What the task asks:
What follows is a set of records; repeat all of them exactly.
****************
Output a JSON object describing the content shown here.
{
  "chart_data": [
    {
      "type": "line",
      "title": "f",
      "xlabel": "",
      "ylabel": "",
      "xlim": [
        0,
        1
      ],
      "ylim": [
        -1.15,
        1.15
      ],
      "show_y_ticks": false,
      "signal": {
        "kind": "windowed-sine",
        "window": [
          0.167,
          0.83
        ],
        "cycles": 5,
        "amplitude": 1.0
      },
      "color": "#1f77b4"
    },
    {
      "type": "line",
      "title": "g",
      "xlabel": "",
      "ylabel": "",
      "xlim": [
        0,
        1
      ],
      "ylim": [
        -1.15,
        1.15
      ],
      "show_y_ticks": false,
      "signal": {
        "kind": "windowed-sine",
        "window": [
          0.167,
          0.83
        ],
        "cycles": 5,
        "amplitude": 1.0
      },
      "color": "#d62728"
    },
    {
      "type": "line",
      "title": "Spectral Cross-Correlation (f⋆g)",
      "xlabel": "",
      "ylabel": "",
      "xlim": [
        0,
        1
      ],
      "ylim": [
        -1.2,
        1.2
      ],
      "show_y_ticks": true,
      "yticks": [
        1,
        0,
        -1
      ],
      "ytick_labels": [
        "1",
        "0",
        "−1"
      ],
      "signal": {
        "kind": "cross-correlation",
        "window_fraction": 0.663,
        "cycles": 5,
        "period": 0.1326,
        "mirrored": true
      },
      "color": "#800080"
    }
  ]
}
****************
Result of this exercise:
Output a JSON object describing the content shown here.
{
  "chart_data": [
    {
      "type": "line",
      "title": "f",
      "xlabel": "",
      "ylabel": "",
      "xlim": [
        0,
        1
      ],
      "ylim": [
        -1.15,
        1.15
      ],
      "show_y_ticks": false,
      "signal": {
        "kind": "windowed-sine",
        "window": [
          0.167,
          0.83
        ],
        "cycles": 5,
        "amplitude": 1.0
      },
      "color": "#1f77b4"
    },
    {
      "type": "line",
      "title": "g",
      "xlabel": "",
      "ylabel": "",
      "xlim": [
        0,
        1
      ],
      "ylim": [
        -1.15,
        1.15
      ],
      "show_y_ticks": false,
      "signal": {
        "kind": "windowed-sine",
        "window": [
          0.167,
          0.83
        ],
        "cycles": 5,
        "amplitude": 1.0
      },
      "color": "#d62728"
    },
    {
      "type": "line",
      "title": "Spectral Cross-Correlation (f⋆g)",
      "xlabel": "",
      "ylabel": "",
      "xlim": [
        0,
        1
      ],
      "ylim": [
        -1.2,
        1.2
      ],
      "show_y_ticks": true,
      "yticks": [
        1,
        0,
        -1
      ],
      "ytick_labels": [
        "1",
        "0",
        "−1"
      ],
      "signal": {
        "kind": "cross-correlation",
        "window_fraction": 0.663,
        "cycles": 5,
        "period": 0.1326,
        "mirrored": true
      },
      "color": "#800080"
    }
  ]
}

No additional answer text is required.